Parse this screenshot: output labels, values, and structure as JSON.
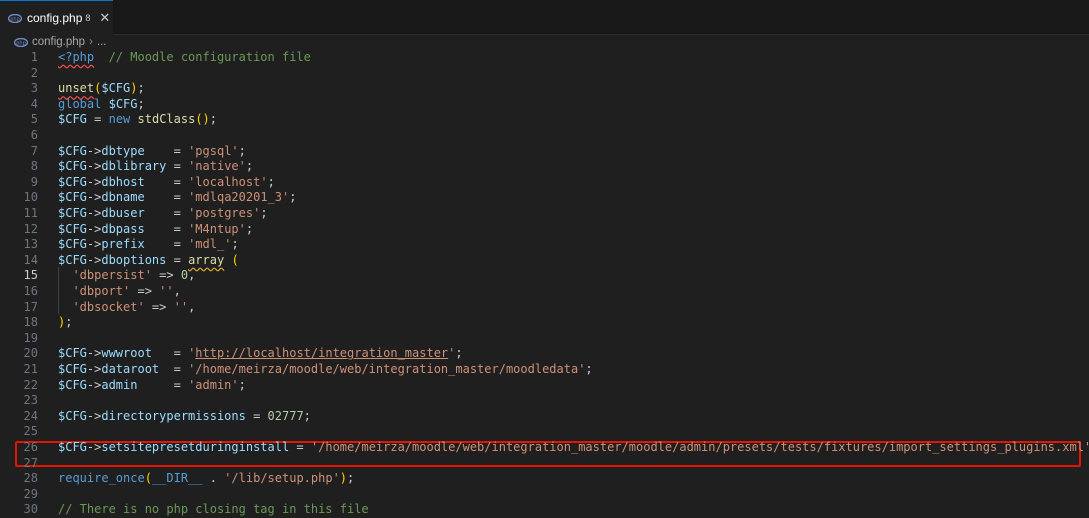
{
  "tab": {
    "label": "config.php",
    "badge": "8"
  },
  "breadcrumb": {
    "file": "config.php",
    "separator": "›",
    "more": "..."
  },
  "colors": {
    "plain": "#cccccc",
    "variable": "#9cdcfe",
    "keyword": "#569cd6",
    "string": "#ce9178",
    "comment": "#6a9955",
    "function": "#dcdcaa",
    "number": "#b5cea8",
    "bracket": "#ffd700",
    "tag": "#569cd6"
  },
  "lines": [
    {
      "n": "1",
      "tokens": [
        [
          "<?php",
          "tag",
          "squiggle-red"
        ],
        [
          "  ",
          "plain"
        ],
        [
          "// Moodle configuration file",
          "comment"
        ]
      ]
    },
    {
      "n": "2",
      "tokens": []
    },
    {
      "n": "3",
      "tokens": [
        [
          "unset",
          "function",
          "squiggle-red"
        ],
        [
          "(",
          "bracket"
        ],
        [
          "$CFG",
          "variable"
        ],
        [
          ")",
          "bracket"
        ],
        [
          ";",
          "plain"
        ]
      ]
    },
    {
      "n": "4",
      "tokens": [
        [
          "global",
          "keyword"
        ],
        [
          " ",
          "plain"
        ],
        [
          "$CFG",
          "variable"
        ],
        [
          ";",
          "plain"
        ]
      ]
    },
    {
      "n": "5",
      "tokens": [
        [
          "$CFG",
          "variable"
        ],
        [
          " = ",
          "plain"
        ],
        [
          "new",
          "keyword"
        ],
        [
          " ",
          "plain"
        ],
        [
          "stdClass",
          "function"
        ],
        [
          "()",
          "bracket"
        ],
        [
          ";",
          "plain"
        ]
      ]
    },
    {
      "n": "6",
      "tokens": []
    },
    {
      "n": "7",
      "tokens": [
        [
          "$CFG",
          "variable"
        ],
        [
          "->",
          "plain"
        ],
        [
          "dbtype",
          "variable"
        ],
        [
          "    = ",
          "plain"
        ],
        [
          "'pgsql'",
          "string"
        ],
        [
          ";",
          "plain"
        ]
      ]
    },
    {
      "n": "8",
      "tokens": [
        [
          "$CFG",
          "variable"
        ],
        [
          "->",
          "plain"
        ],
        [
          "dblibrary",
          "variable"
        ],
        [
          " = ",
          "plain"
        ],
        [
          "'native'",
          "string"
        ],
        [
          ";",
          "plain"
        ]
      ]
    },
    {
      "n": "9",
      "tokens": [
        [
          "$CFG",
          "variable"
        ],
        [
          "->",
          "plain"
        ],
        [
          "dbhost",
          "variable"
        ],
        [
          "    = ",
          "plain"
        ],
        [
          "'localhost'",
          "string"
        ],
        [
          ";",
          "plain"
        ]
      ]
    },
    {
      "n": "10",
      "tokens": [
        [
          "$CFG",
          "variable"
        ],
        [
          "->",
          "plain"
        ],
        [
          "dbname",
          "variable"
        ],
        [
          "    = ",
          "plain"
        ],
        [
          "'mdlqa20201_3'",
          "string"
        ],
        [
          ";",
          "plain"
        ]
      ]
    },
    {
      "n": "11",
      "tokens": [
        [
          "$CFG",
          "variable"
        ],
        [
          "->",
          "plain"
        ],
        [
          "dbuser",
          "variable"
        ],
        [
          "    = ",
          "plain"
        ],
        [
          "'postgres'",
          "string"
        ],
        [
          ";",
          "plain"
        ]
      ]
    },
    {
      "n": "12",
      "tokens": [
        [
          "$CFG",
          "variable"
        ],
        [
          "->",
          "plain"
        ],
        [
          "dbpass",
          "variable"
        ],
        [
          "    = ",
          "plain"
        ],
        [
          "'M4ntup'",
          "string"
        ],
        [
          ";",
          "plain"
        ]
      ]
    },
    {
      "n": "13",
      "tokens": [
        [
          "$CFG",
          "variable"
        ],
        [
          "->",
          "plain"
        ],
        [
          "prefix",
          "variable"
        ],
        [
          "    = ",
          "plain"
        ],
        [
          "'mdl_'",
          "string"
        ],
        [
          ";",
          "plain"
        ]
      ]
    },
    {
      "n": "14",
      "tokens": [
        [
          "$CFG",
          "variable"
        ],
        [
          "->",
          "plain"
        ],
        [
          "dboptions",
          "variable"
        ],
        [
          " = ",
          "plain"
        ],
        [
          "array",
          "function",
          "squiggle"
        ],
        [
          " ",
          "plain"
        ],
        [
          "(",
          "bracket"
        ]
      ]
    },
    {
      "n": "15",
      "active": true,
      "tokens": [
        [
          "  ",
          "plain"
        ],
        [
          "'dbpersist'",
          "string"
        ],
        [
          " => ",
          "plain"
        ],
        [
          "0",
          "number"
        ],
        [
          ",",
          "plain"
        ]
      ]
    },
    {
      "n": "16",
      "tokens": [
        [
          "  ",
          "plain"
        ],
        [
          "'dbport'",
          "string"
        ],
        [
          " => ",
          "plain"
        ],
        [
          "''",
          "string"
        ],
        [
          ",",
          "plain"
        ]
      ]
    },
    {
      "n": "17",
      "tokens": [
        [
          "  ",
          "plain"
        ],
        [
          "'dbsocket'",
          "string"
        ],
        [
          " => ",
          "plain"
        ],
        [
          "''",
          "string"
        ],
        [
          ",",
          "plain"
        ]
      ]
    },
    {
      "n": "18",
      "tokens": [
        [
          ")",
          "bracket"
        ],
        [
          ";",
          "plain"
        ]
      ]
    },
    {
      "n": "19",
      "tokens": []
    },
    {
      "n": "20",
      "tokens": [
        [
          "$CFG",
          "variable"
        ],
        [
          "->",
          "plain"
        ],
        [
          "wwwroot",
          "variable"
        ],
        [
          "   = ",
          "plain"
        ],
        [
          "'",
          "string"
        ],
        [
          "http://localhost/integration_master",
          "string",
          "link"
        ],
        [
          "'",
          "string"
        ],
        [
          ";",
          "plain"
        ]
      ]
    },
    {
      "n": "21",
      "tokens": [
        [
          "$CFG",
          "variable"
        ],
        [
          "->",
          "plain"
        ],
        [
          "dataroot",
          "variable"
        ],
        [
          "  = ",
          "plain"
        ],
        [
          "'/home/meirza/moodle/web/integration_master/moodledata'",
          "string"
        ],
        [
          ";",
          "plain"
        ]
      ]
    },
    {
      "n": "22",
      "tokens": [
        [
          "$CFG",
          "variable"
        ],
        [
          "->",
          "plain"
        ],
        [
          "admin",
          "variable"
        ],
        [
          "     = ",
          "plain"
        ],
        [
          "'admin'",
          "string"
        ],
        [
          ";",
          "plain"
        ]
      ]
    },
    {
      "n": "23",
      "tokens": []
    },
    {
      "n": "24",
      "tokens": [
        [
          "$CFG",
          "variable"
        ],
        [
          "->",
          "plain"
        ],
        [
          "directorypermissions",
          "variable"
        ],
        [
          " = ",
          "plain"
        ],
        [
          "02777",
          "number"
        ],
        [
          ";",
          "plain"
        ]
      ]
    },
    {
      "n": "25",
      "tokens": []
    },
    {
      "n": "26",
      "tokens": [
        [
          "$CFG",
          "variable"
        ],
        [
          "->",
          "plain"
        ],
        [
          "setsitepresetduringinstall",
          "variable"
        ],
        [
          " = ",
          "plain"
        ],
        [
          "'/home/meirza/moodle/web/integration_master/moodle/admin/presets/tests/fixtures/import_settings_plugins.xml'",
          "string"
        ],
        [
          ";",
          "plain",
          "squiggle"
        ]
      ]
    },
    {
      "n": "27",
      "tokens": []
    },
    {
      "n": "28",
      "tokens": [
        [
          "require_once",
          "keyword"
        ],
        [
          "(",
          "bracket"
        ],
        [
          "__DIR__",
          "keyword"
        ],
        [
          " . ",
          "plain"
        ],
        [
          "'/lib/setup.php'",
          "string"
        ],
        [
          ")",
          "bracket"
        ],
        [
          ";",
          "plain"
        ]
      ]
    },
    {
      "n": "29",
      "tokens": []
    },
    {
      "n": "30",
      "tokens": [
        [
          "// There is no php closing tag in this file",
          "comment"
        ]
      ]
    }
  ]
}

________________

__EXERCISE BRIEF__: From the entries, report each line that includes the word "meirza".

__EXERCISE SOLUTION__:
          "'/home/meirza/moodle/web/integration_master/moodledata'",
          "'/home/meirza/moodle/web/integration_master/moodle/admin/presets/tests/fixtures/import_settings_plugins.xml'",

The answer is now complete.